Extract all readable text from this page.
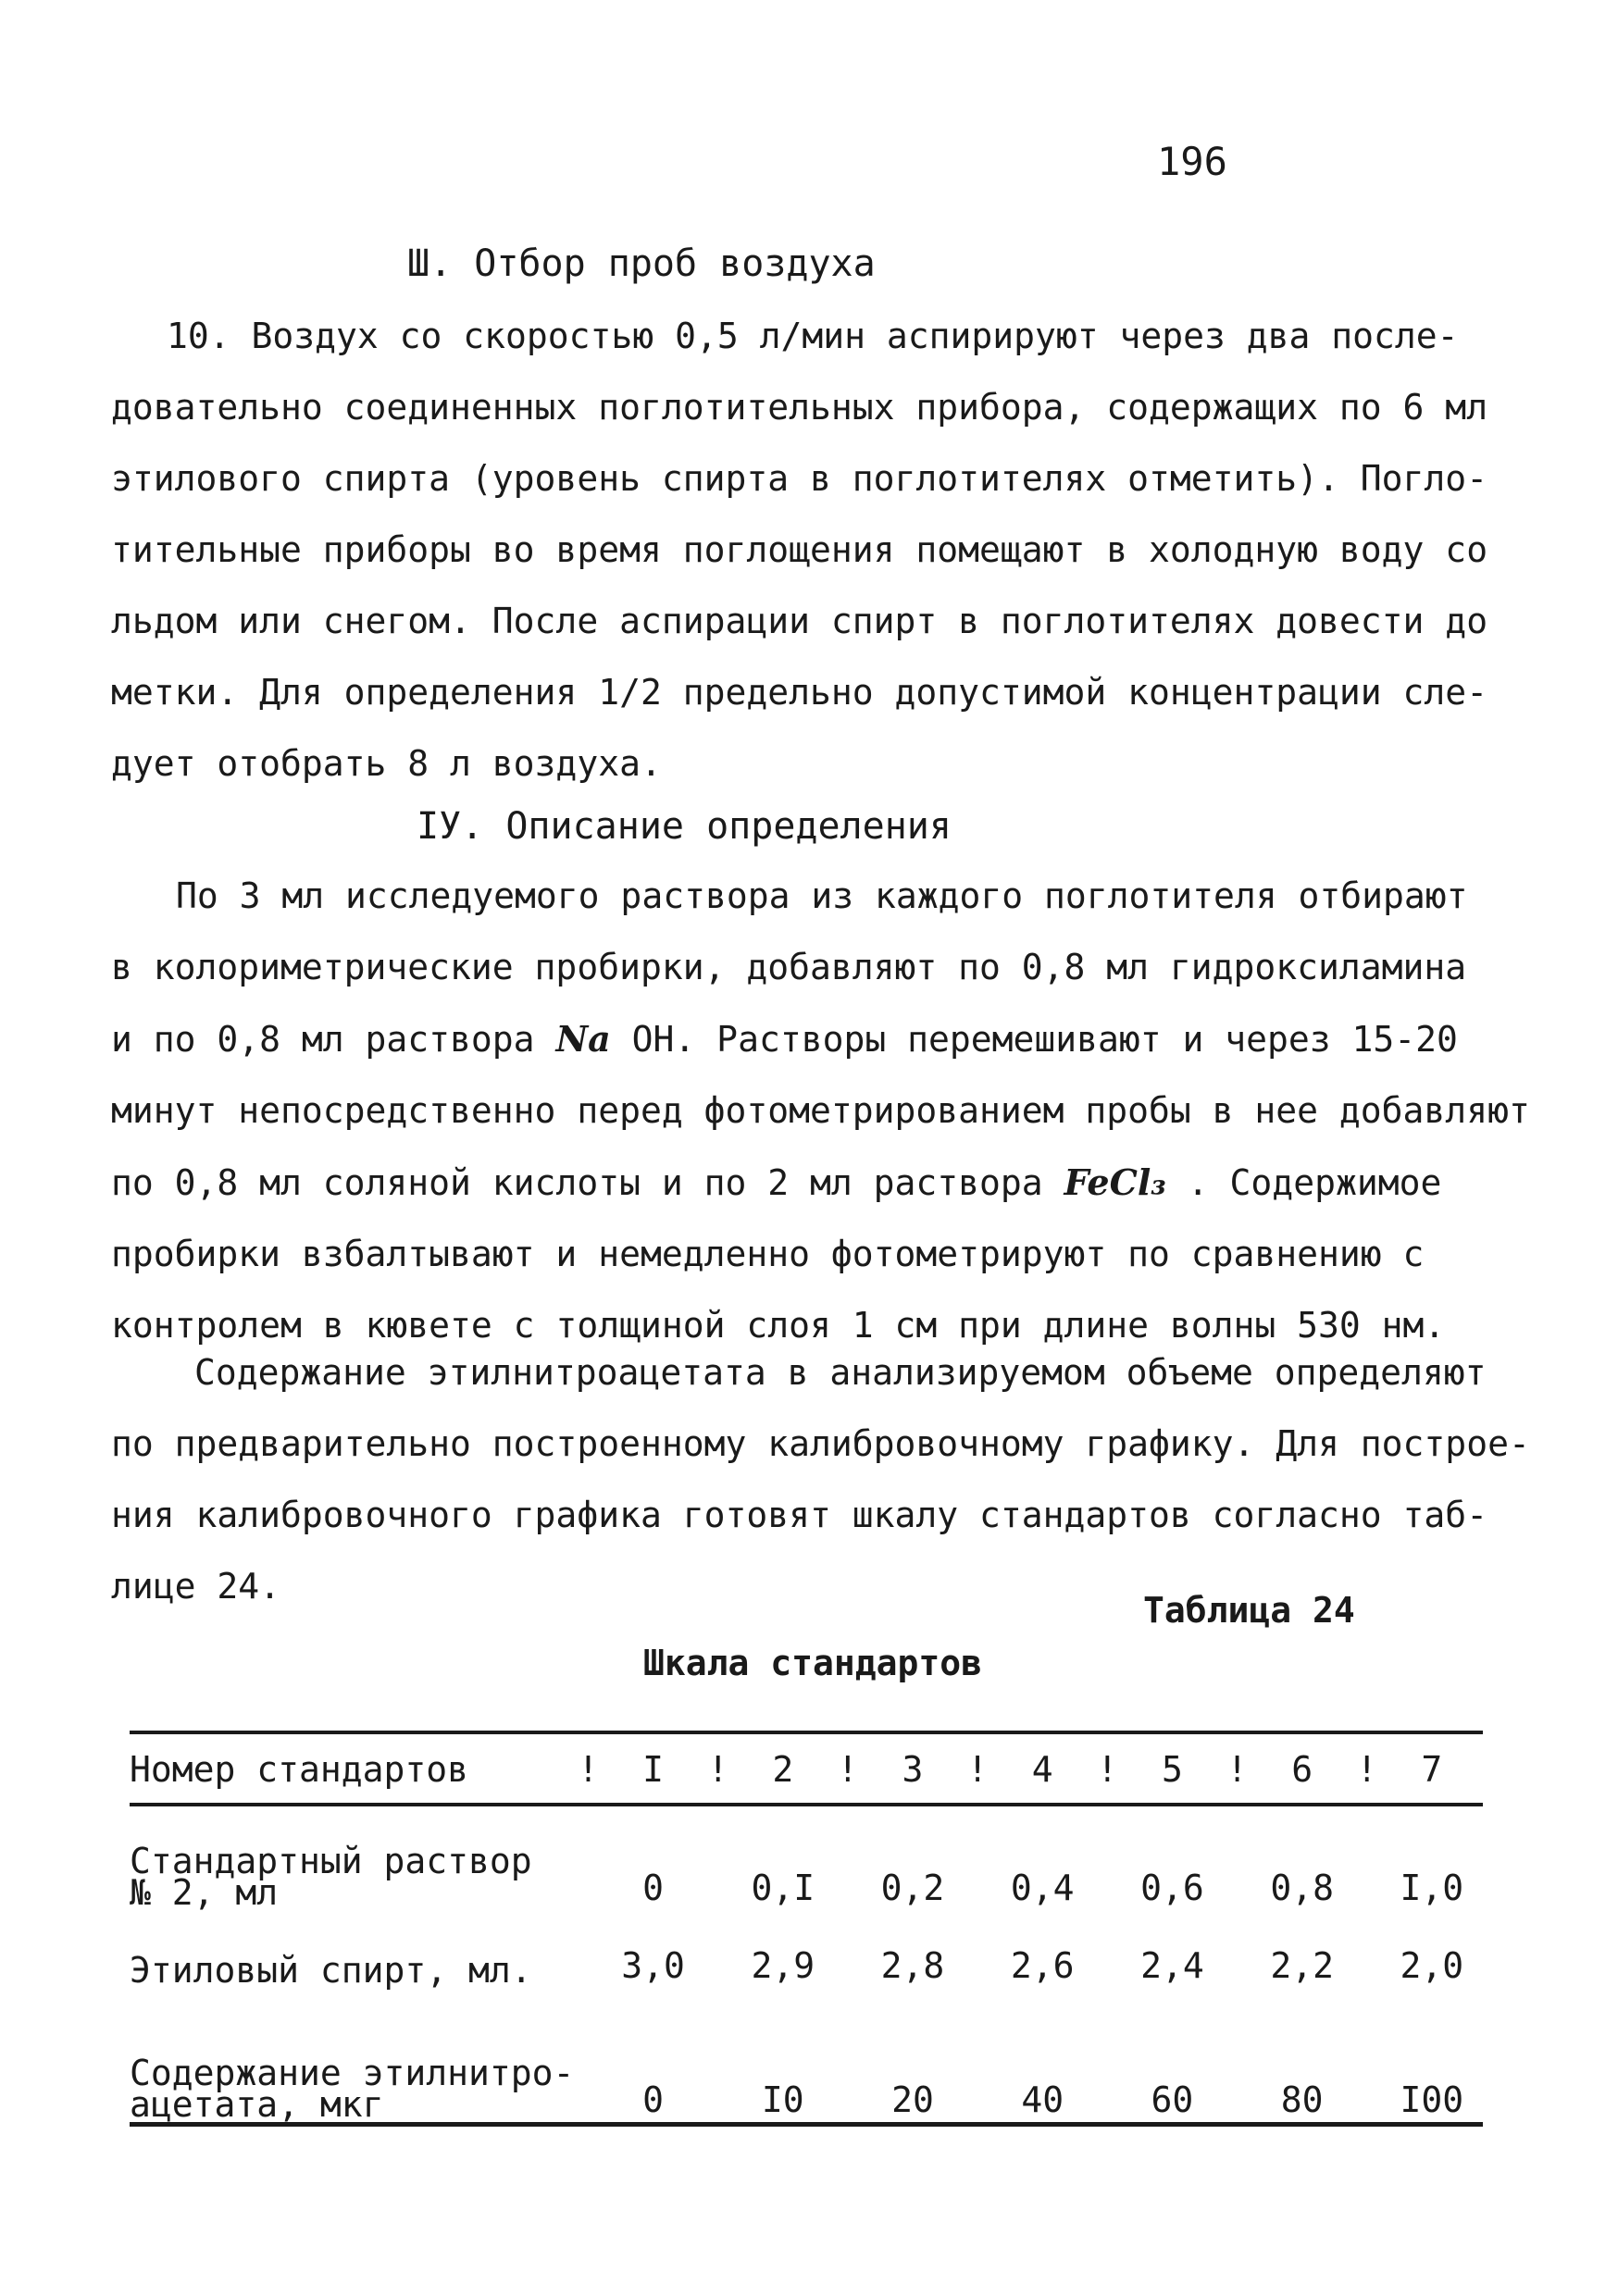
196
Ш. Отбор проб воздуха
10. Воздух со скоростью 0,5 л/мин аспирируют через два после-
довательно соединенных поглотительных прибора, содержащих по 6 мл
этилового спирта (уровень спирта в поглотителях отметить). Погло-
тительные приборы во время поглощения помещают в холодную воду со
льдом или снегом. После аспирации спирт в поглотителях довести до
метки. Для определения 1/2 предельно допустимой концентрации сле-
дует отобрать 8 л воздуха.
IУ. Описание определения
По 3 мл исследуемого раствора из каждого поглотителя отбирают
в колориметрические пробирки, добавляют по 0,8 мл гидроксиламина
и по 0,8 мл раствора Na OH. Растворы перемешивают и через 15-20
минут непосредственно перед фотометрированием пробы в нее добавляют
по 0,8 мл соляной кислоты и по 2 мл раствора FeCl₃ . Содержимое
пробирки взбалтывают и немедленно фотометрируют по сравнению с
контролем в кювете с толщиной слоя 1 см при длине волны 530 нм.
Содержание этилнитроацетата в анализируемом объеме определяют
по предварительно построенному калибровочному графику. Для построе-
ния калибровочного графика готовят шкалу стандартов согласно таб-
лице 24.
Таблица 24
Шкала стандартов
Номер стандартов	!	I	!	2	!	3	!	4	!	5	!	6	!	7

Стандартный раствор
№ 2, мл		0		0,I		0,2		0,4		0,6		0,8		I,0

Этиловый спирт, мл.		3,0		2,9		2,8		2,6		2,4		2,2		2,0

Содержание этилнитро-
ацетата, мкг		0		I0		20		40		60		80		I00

== THE EXERCISE ==
Using the records above, retype everything exactly except the pictures.

== OUTPUT OF THE EXERCISE ==
Extract all readable text from this page.
196
Ш. Отбор проб воздуха
10. Воздух со скоростью 0,5 л/мин аспирируют через два после-
довательно соединенных поглотительных прибора, содержащих по 6 мл
этилового спирта (уровень спирта в поглотителях отметить). Погло-
тительные приборы во время поглощения помещают в холодную воду со
льдом или снегом. После аспирации спирт в поглотителях довести до
метки. Для определения 1/2 предельно допустимой концентрации сле-
дует отобрать 8 л воздуха.
IУ. Описание определения
По 3 мл исследуемого раствора из каждого поглотителя отбирают
в колориметрические пробирки, добавляют по 0,8 мл гидроксиламина
и по 0,8 мл раствора Na OH. Растворы перемешивают и через 15-20
минут непосредственно перед фотометрированием пробы в нее добавляют
по 0,8 мл соляной кислоты и по 2 мл раствора FeCl₃ . Содержимое
пробирки взбалтывают и немедленно фотометрируют по сравнению с
контролем в кювете с толщиной слоя 1 см при длине волны 530 нм.
Содержание этилнитроацетата в анализируемом объеме определяют
по предварительно построенному калибровочному графику. Для построе-
ния калибровочного графика готовят шкалу стандартов согласно таб-
лице 24.
Таблица 24
Шкала стандартов
Номер стандартов	!	I	!	2	!	3	!	4	!	5	!	6	!	7

Стандартный раствор
№ 2, мл		0		0,I		0,2		0,4		0,6		0,8		I,0

Этиловый спирт, мл.		3,0		2,9		2,8		2,6		2,4		2,2		2,0

Содержание этилнитро-
ацетата, мкг		0		I0		20		40		60		80		I00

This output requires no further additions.